Of the lines below, how many hold the string "половинѣ"? Give only the number.
--------------------
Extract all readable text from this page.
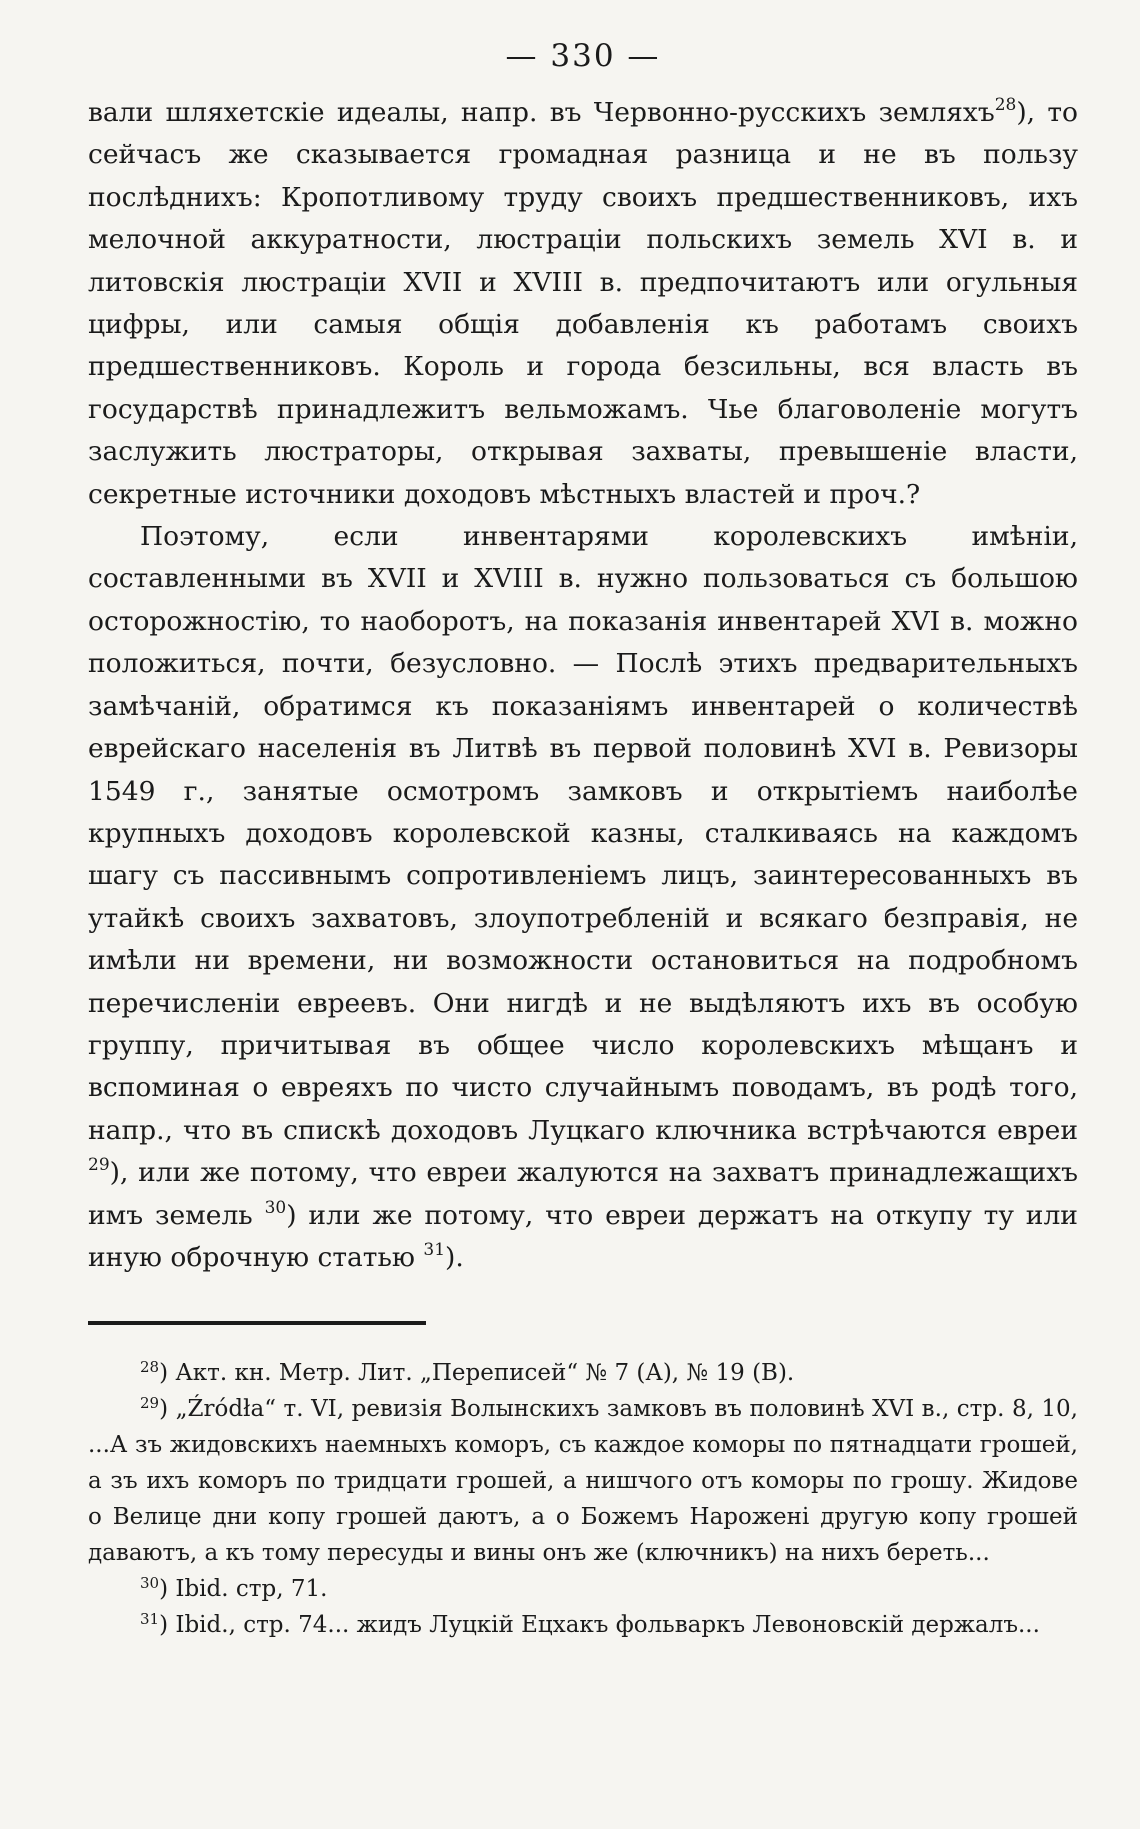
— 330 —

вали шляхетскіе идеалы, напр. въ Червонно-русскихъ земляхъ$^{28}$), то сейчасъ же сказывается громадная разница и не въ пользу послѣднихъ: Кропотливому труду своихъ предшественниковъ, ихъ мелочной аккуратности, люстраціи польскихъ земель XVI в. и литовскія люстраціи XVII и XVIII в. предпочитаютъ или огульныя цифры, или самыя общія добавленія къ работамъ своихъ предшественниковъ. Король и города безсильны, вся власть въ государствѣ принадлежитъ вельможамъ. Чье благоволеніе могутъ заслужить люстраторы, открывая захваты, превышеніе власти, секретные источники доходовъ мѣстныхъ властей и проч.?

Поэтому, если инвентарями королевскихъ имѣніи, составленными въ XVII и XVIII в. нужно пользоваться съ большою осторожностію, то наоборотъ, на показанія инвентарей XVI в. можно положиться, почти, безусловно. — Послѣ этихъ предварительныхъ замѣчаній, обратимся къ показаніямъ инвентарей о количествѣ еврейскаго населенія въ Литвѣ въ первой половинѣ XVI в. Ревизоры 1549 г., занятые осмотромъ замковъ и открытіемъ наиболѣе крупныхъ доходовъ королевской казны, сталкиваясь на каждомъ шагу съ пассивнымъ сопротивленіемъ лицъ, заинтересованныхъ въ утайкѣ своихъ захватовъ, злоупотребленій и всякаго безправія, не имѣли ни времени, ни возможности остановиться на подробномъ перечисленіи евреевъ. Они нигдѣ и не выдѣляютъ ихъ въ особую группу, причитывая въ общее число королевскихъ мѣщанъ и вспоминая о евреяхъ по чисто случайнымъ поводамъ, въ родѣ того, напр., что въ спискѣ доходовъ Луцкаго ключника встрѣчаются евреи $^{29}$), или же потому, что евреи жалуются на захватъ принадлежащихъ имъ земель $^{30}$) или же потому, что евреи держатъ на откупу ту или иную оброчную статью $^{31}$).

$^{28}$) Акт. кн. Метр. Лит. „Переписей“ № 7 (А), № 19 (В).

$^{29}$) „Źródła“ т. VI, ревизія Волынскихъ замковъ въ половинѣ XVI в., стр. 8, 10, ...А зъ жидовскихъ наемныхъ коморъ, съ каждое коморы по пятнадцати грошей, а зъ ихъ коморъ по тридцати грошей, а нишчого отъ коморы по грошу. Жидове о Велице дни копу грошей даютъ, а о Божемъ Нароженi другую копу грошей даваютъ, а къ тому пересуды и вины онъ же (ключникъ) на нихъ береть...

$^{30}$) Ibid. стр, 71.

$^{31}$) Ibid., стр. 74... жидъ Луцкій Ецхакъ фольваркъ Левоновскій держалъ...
--------------------
### Complete response:
2